• **What to work on**:
Of all the lines in the data below, how many contain "рождения"? Report that number alone.
[BEGIN Given data]
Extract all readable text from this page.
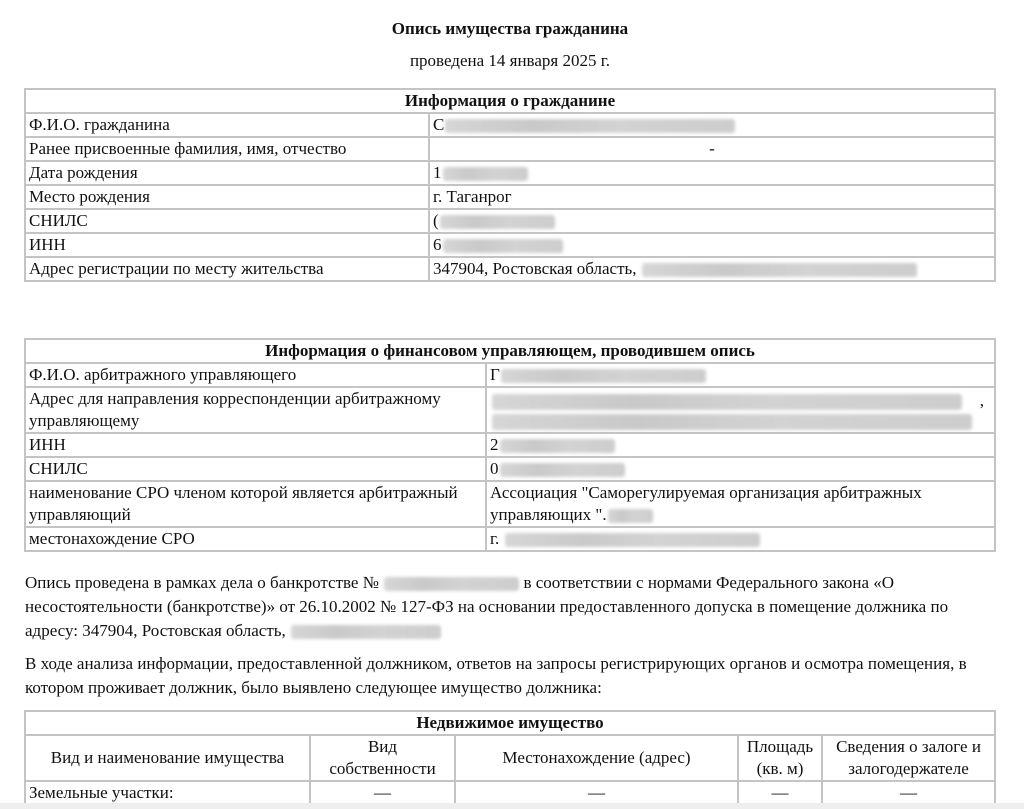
Опись имущества гражданина
проведена 14 января 2025 г.
Информация о гражданине	
Ф.И.О. гражданина	С
Ранее присвоенные фамилия, имя, отчество	-
Дата рождения	1
Место рождения	г. Таганрог
СНИЛС	(
ИНН	6
Адрес регистрации по месту жительства	347904, Ростовская область,
Информация о финансовом управляющем, проводившем опись	
Ф.И.О. арбитражного управляющего	Г
Адрес для направления корреспонденции арбитражному управляющему	,

ИНН	2
СНИЛС	0
наименование СРО членом которой является арбитражный управляющий	Ассоциация "Саморегулируемая организация арбитражных управляющих ".
местонахождение СРО	г.
Опись проведена в рамках дела о банкротстве №	в соответствии с нормами Федерального закона «О несостоятельности (банкротстве)» от 26.10.2002 № 127-ФЗ на основании предоставленного допуска в помещение должника по адресу: 347904, Ростовская область,
В ходе анализа информации, предоставленной должником, ответов на запросы регистрирующих органов и осмотра помещения, в котором проживает должник, было выявлено следующее имущество должника:
Недвижимое имущество				
Вид и наименование имущества	Вид собственности	Местонахождение (адрес)	Площадь (кв. м)	Сведения о залоге и залогодержателе
Земельные участки:	—	—	—	—
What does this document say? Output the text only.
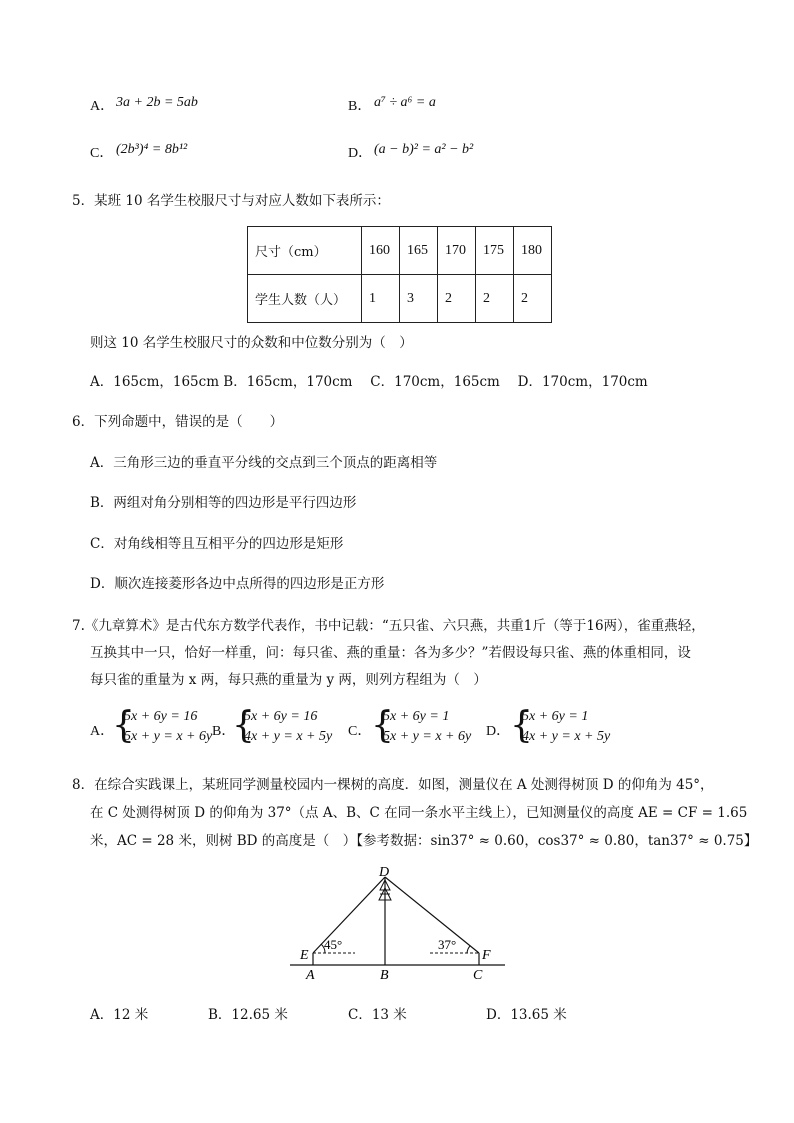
A． 3a + 2b = 5ab	B． a⁷ ÷ a⁶ = a
C． (2b³)⁴ = 8b¹²	D． (a − b)² = a² − b²
5．某班 10 名学生校服尺寸与对应人数如下表所示：
尺寸（cm）	160	165	170	175	180
学生人数（人）	1	3	2	2	2
则这 10 名学生校服尺寸的众数和中位数分别为（　）
A．165cm，165cm B．165cm，170cm　 C．170cm，165cm　 D．170cm，170cm
6．下列命题中，错误的是（　　）
A．三角形三边的垂直平分线的交点到三个顶点的距离相等
B．两组对角分别相等的四边形是平行四边形
C．对角线相等且互相平分的四边形是矩形
D．顺次连接菱形各边中点所得的四边形是正方形
7.《九章算术》是古代东方数学代表作，书中记载：“五只雀、六只燕，共重1斤（等于16两），雀重燕轻，
互换其中一只，恰好一样重，问：每只雀、燕的重量：各为多少？”若假设每只雀、燕的体重相同，设
每只雀的重量为 x 两，每只燕的重量为 y 两，则列方程组为（　）
A．
{
5x + 6y = 16
5x + y = x + 6y B．
{
5x + 6y = 16
4x + y = x + 5y C． {
5x + 6y = 1
5x + y = x + 6y D． {
5x + 6y = 1
4x + y = x + 5y
8．在综合实践课上，某班同学测量校园内一棵树的高度．如图，测量仪在 A 处测得树顶 D 的仰角为 45°，
在 C 处测得树顶 D 的仰角为 37°（点 A、B、C 在同一条水平主线上），已知测量仪的高度 AE = CF = 1.65
米，AC = 28 米，则树 BD 的高度是（　）【参考数据：sin37° ≈ 0.60，cos37° ≈ 0.80，tan37° ≈ 0.75】
D
E	F
A	B	C
45°	37°
A．12 米	B．12.65 米	C．13 米	D．13.65 米
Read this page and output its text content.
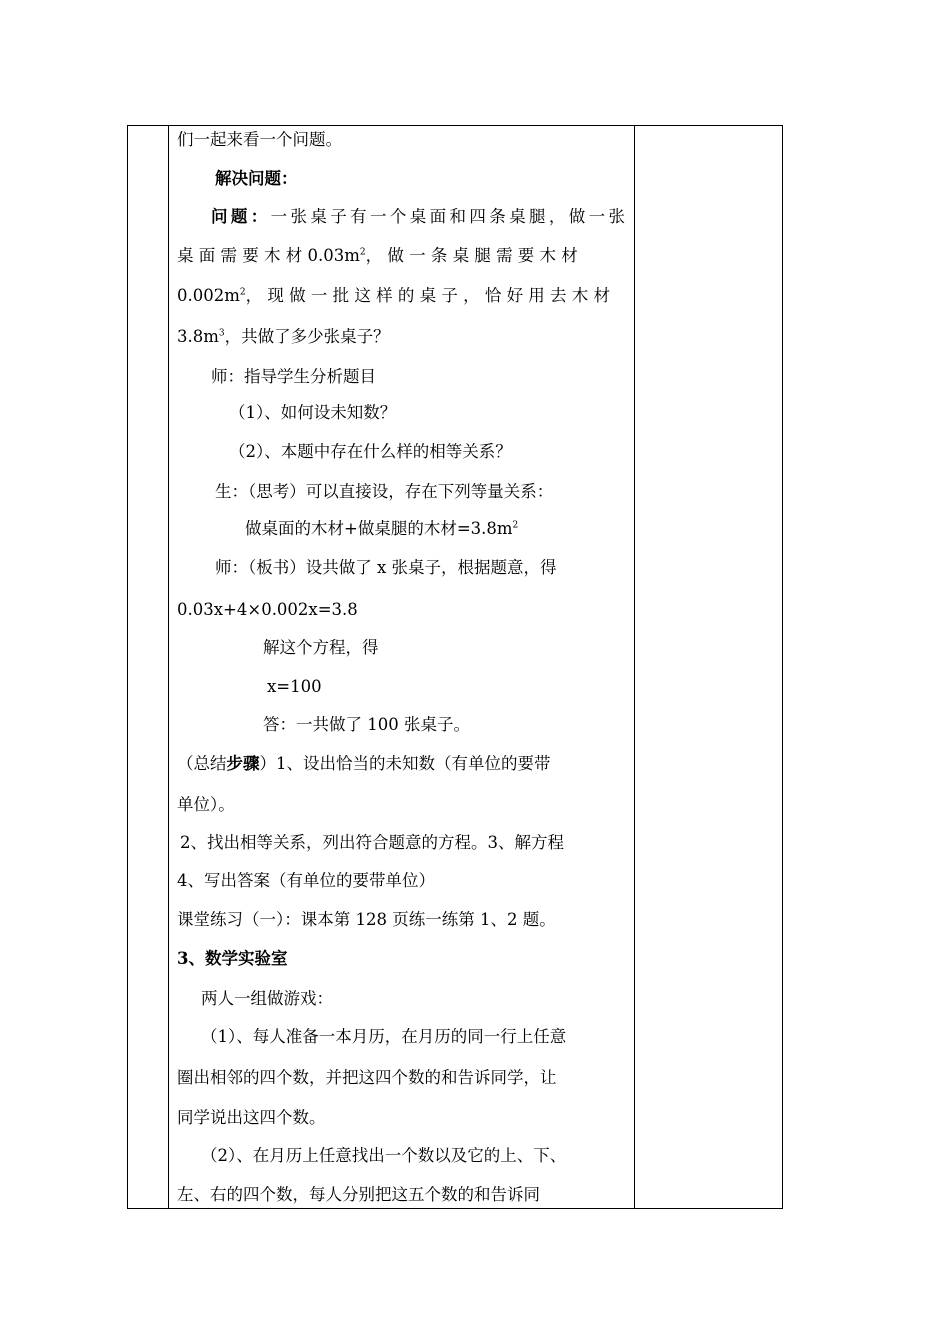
们一起来看一个问题。
解决问题：
问题：一张桌子有一个桌面和四条桌腿，做一张
桌 面 需 要 木 材 $0.03m^2$， 做 一 条 桌 腿 需 要 木 材
$0.002m^2$， 现 做 一 批 这 样 的 桌 子 ， 恰 好 用 去 木 材
$3.8m^3$，共做了多少张桌子？
师：指导学生分析题目
（1）、如何设未知数？
（2）、本题中存在什么样的相等关系？
生：（思考）可以直接设，存在下列等量关系：
做桌面的木材+做桌腿的木材$=3.8m^2$
师：（板书）设共做了 x 张桌子，根据题意，得
0.03x+4×0.002x=3.8
解这个方程，得
x=100
答：一共做了 100 张桌子。
（总结步骤）1、设出恰当的未知数（有单位的要带
单位）。
2、找出相等关系，列出符合题意的方程。3、解方程
4、写出答案（有单位的要带单位）
课堂练习（一）：课本第 128 页练一练第 1、2 题。
3、数学实验室
两人一组做游戏：
（1）、每人准备一本月历，在月历的同一行上任意
圈出相邻的四个数，并把这四个数的和告诉同学，让
同学说出这四个数。
（2）、在月历上任意找出一个数以及它的上、下、
左、右的四个数，每人分别把这五个数的和告诉同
[END Given data]
• **Solution to the problem**:
2